Job
Look through the records below and collect all lines that hold the string "JSON".

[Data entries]
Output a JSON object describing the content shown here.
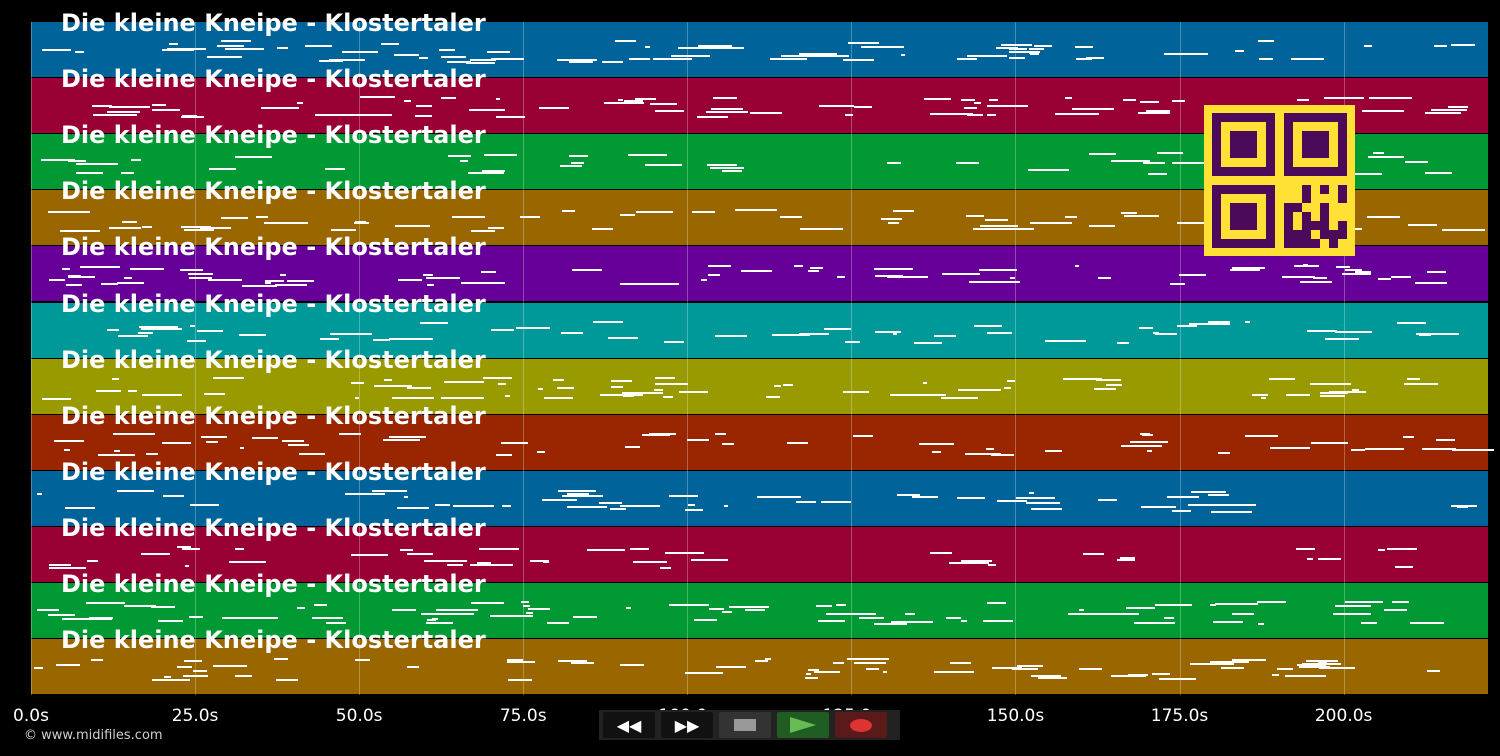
{
  "track_title": "Die kleine Kneipe - Klostertaler",
  "tracks": [
    {
      "color": "#006399"
    },
    {
      "color": "#990033"
    },
    {
      "color": "#009933"
    },
    {
      "color": "#996600"
    },
    {
      "color": "#660099"
    },
    {
      "color": "#009999"
    },
    {
      "color": "#999900"
    },
    {
      "color": "#992600"
    },
    {
      "color": "#006399"
    },
    {
      "color": "#990033"
    },
    {
      "color": "#009933"
    },
    {
      "color": "#996600"
    }
  ],
  "timeline": {
    "ticks": [
      "0.0s",
      "25.0s",
      "50.0s",
      "75.0s",
      "100.0s",
      "125.0s",
      "150.0s",
      "175.0s",
      "200.0s"
    ],
    "tick_seconds": [
      0,
      25,
      50,
      75,
      100,
      125,
      150,
      175,
      200
    ],
    "duration_seconds": 222
  },
  "controls": {
    "rewind_icon": "double-chevron-left-icon",
    "forward_icon": "double-chevron-right-icon",
    "stop_icon": "stop-icon",
    "play_icon": "play-icon",
    "record_icon": "record-icon"
  },
  "footer": {
    "copyright": "© www.midifiles.com"
  }
}
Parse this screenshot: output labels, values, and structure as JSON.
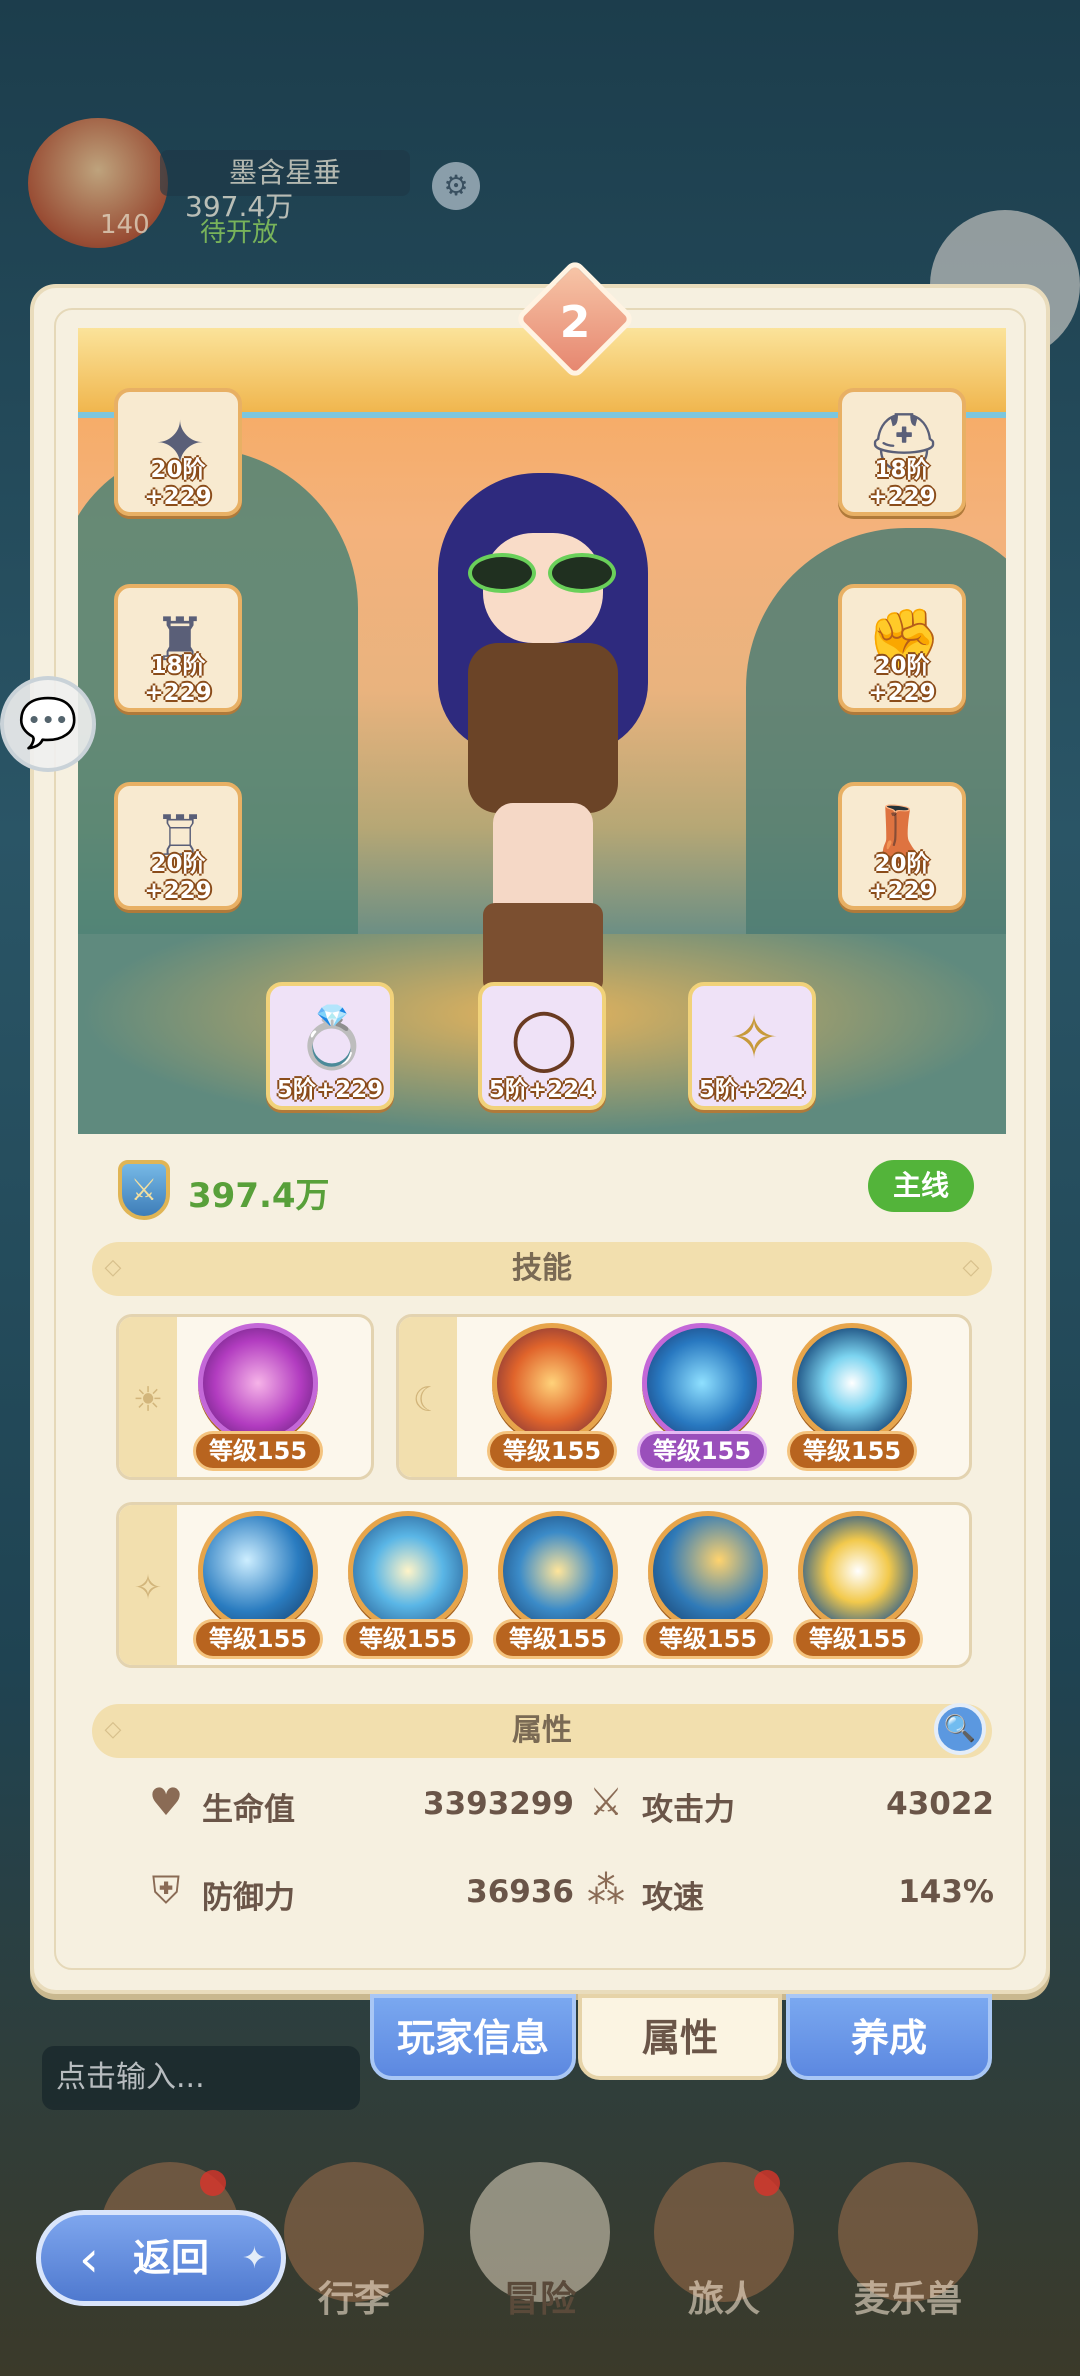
{
  "hud": {
    "player_name": "墨含星垂",
    "power": "397.4万",
    "level": "140",
    "status": "待开放"
  },
  "panel": {
    "rank": "2",
    "equipment": [
      {
        "slot": "weapon",
        "label": "20阶+229",
        "icon": "halberd-icon"
      },
      {
        "slot": "helmet",
        "label": "18阶+229",
        "icon": "helmet-icon"
      },
      {
        "slot": "armor",
        "label": "18阶+229",
        "icon": "armor-icon"
      },
      {
        "slot": "gloves",
        "label": "20阶+229",
        "icon": "gauntlet-icon"
      },
      {
        "slot": "pants",
        "label": "20阶+229",
        "icon": "leg-armor-icon"
      },
      {
        "slot": "boots",
        "label": "20阶+229",
        "icon": "boots-icon"
      },
      {
        "slot": "ring",
        "label": "5阶+229",
        "icon": "ring-icon"
      },
      {
        "slot": "necklace",
        "label": "5阶+224",
        "icon": "necklace-icon"
      },
      {
        "slot": "amulet",
        "label": "5阶+224",
        "icon": "amulet-icon"
      }
    ],
    "power": "397.4万",
    "main_badge": "主线",
    "skills_title": "技能",
    "skill_groups": [
      {
        "tab_icon": "sun-icon",
        "skills": [
          {
            "level": "等级155",
            "color": "purple-pink"
          }
        ]
      },
      {
        "tab_icon": "moon-icon",
        "skills": [
          {
            "level": "等级155",
            "color": "orange-lightning"
          },
          {
            "level": "等级155",
            "color": "blue-flame",
            "highlight": "purple"
          },
          {
            "level": "等级155",
            "color": "light-blue-orb"
          }
        ]
      },
      {
        "tab_icon": "star-icon",
        "skills": [
          {
            "level": "等级155",
            "color": "blue-wave"
          },
          {
            "level": "等级155",
            "color": "blue-swirl"
          },
          {
            "level": "等级155",
            "color": "blue-cross"
          },
          {
            "level": "等级155",
            "color": "blue-comet"
          },
          {
            "level": "等级155",
            "color": "gold-burst"
          }
        ]
      }
    ],
    "attributes_title": "属性",
    "attributes": [
      {
        "name": "生命值",
        "value": "3393299",
        "icon": "heart-icon"
      },
      {
        "name": "攻击力",
        "value": "43022",
        "icon": "crossed-swords-icon"
      },
      {
        "name": "防御力",
        "value": "36936",
        "icon": "shield-icon"
      },
      {
        "name": "攻速",
        "value": "143%",
        "icon": "speed-icon"
      }
    ]
  },
  "tabs": [
    {
      "label": "玩家信息",
      "active": false
    },
    {
      "label": "属性",
      "active": true
    },
    {
      "label": "养成",
      "active": false
    }
  ],
  "chat": {
    "placeholder": "点击输入..."
  },
  "bottom_nav": [
    {
      "label": "行李",
      "dot": false
    },
    {
      "label": "冒险",
      "dot": false
    },
    {
      "label": "旅人",
      "dot": true
    },
    {
      "label": "麦乐兽",
      "dot": false
    }
  ],
  "back_button": {
    "label": "返回"
  }
}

Output below
Output a JSON object describing the content shown here.
Parse this screenshot: output labels, values, and structure as JSON.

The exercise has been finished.